## DATASET EXCERPTS

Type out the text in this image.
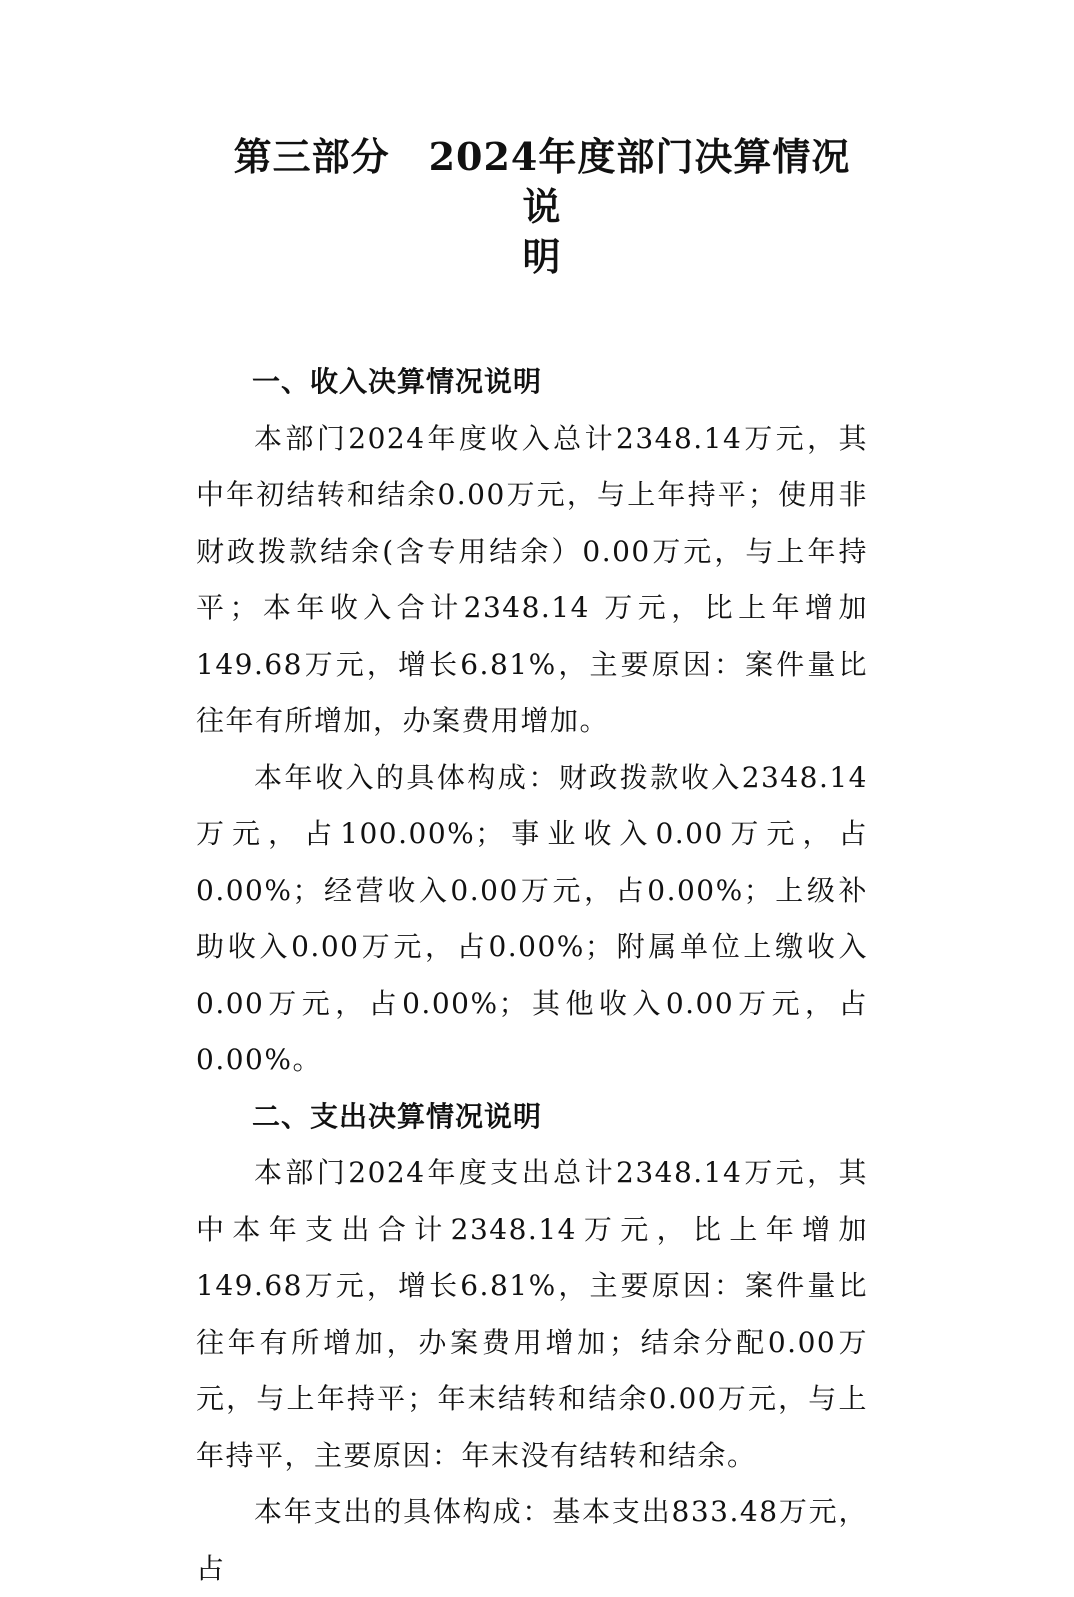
第三部分　2024年度部门决算情况说
明
一、收入决算情况说明

本部门2024年度收入总计2348.14万元，其中年初结转和结余0.00万元，与上年持平；使用非财政拨款结余(含专用结余）0.00万元，与上年持平；本年收入合计2348.14 万元，比上年增加149.68万元，增长6.81%，主要原因：案件量比往年有所增加，办案费用增加。

本年收入的具体构成：财政拨款收入2348.14万元，占100.00%；事业收入0.00万元，占0.00%；经营收入0.00万元，占0.00%；上级补助收入0.00万元，占0.00%；附属单位上缴收入0.00万元，占0.00%；其他收入0.00万元，占0.00%。

二、支出决算情况说明

本部门2024年度支出总计2348.14万元，其中本年支出合计2348.14万元，比上年增加149.68万元，增长6.81%，主要原因：案件量比往年有所增加，办案费用增加；结余分配0.00万元，与上年持平；年末结转和结余0.00万元，与上年持平，主要原因：年末没有结转和结余。

本年支出的具体构成：基本支出833.48万元，占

## WRITTEN EXERCISE
Your copy of the data above should match it exactly, except that pictures are left out.

## THE OUTPUT
Type out the text in this image.
第三部分　2024年度部门决算情况说
明
一、收入决算情况说明

本部门2024年度收入总计2348.14万元，其中年初结转和结余0.00万元，与上年持平；使用非财政拨款结余(含专用结余）0.00万元，与上年持平；本年收入合计2348.14 万元，比上年增加149.68万元，增长6.81%，主要原因：案件量比往年有所增加，办案费用增加。

本年收入的具体构成：财政拨款收入2348.14万元，占100.00%；事业收入0.00万元，占0.00%；经营收入0.00万元，占0.00%；上级补助收入0.00万元，占0.00%；附属单位上缴收入0.00万元，占0.00%；其他收入0.00万元，占0.00%。

二、支出决算情况说明

本部门2024年度支出总计2348.14万元，其中本年支出合计2348.14万元，比上年增加149.68万元，增长6.81%，主要原因：案件量比往年有所增加，办案费用增加；结余分配0.00万元，与上年持平；年末结转和结余0.00万元，与上年持平，主要原因：年末没有结转和结余。

本年支出的具体构成：基本支出833.48万元，占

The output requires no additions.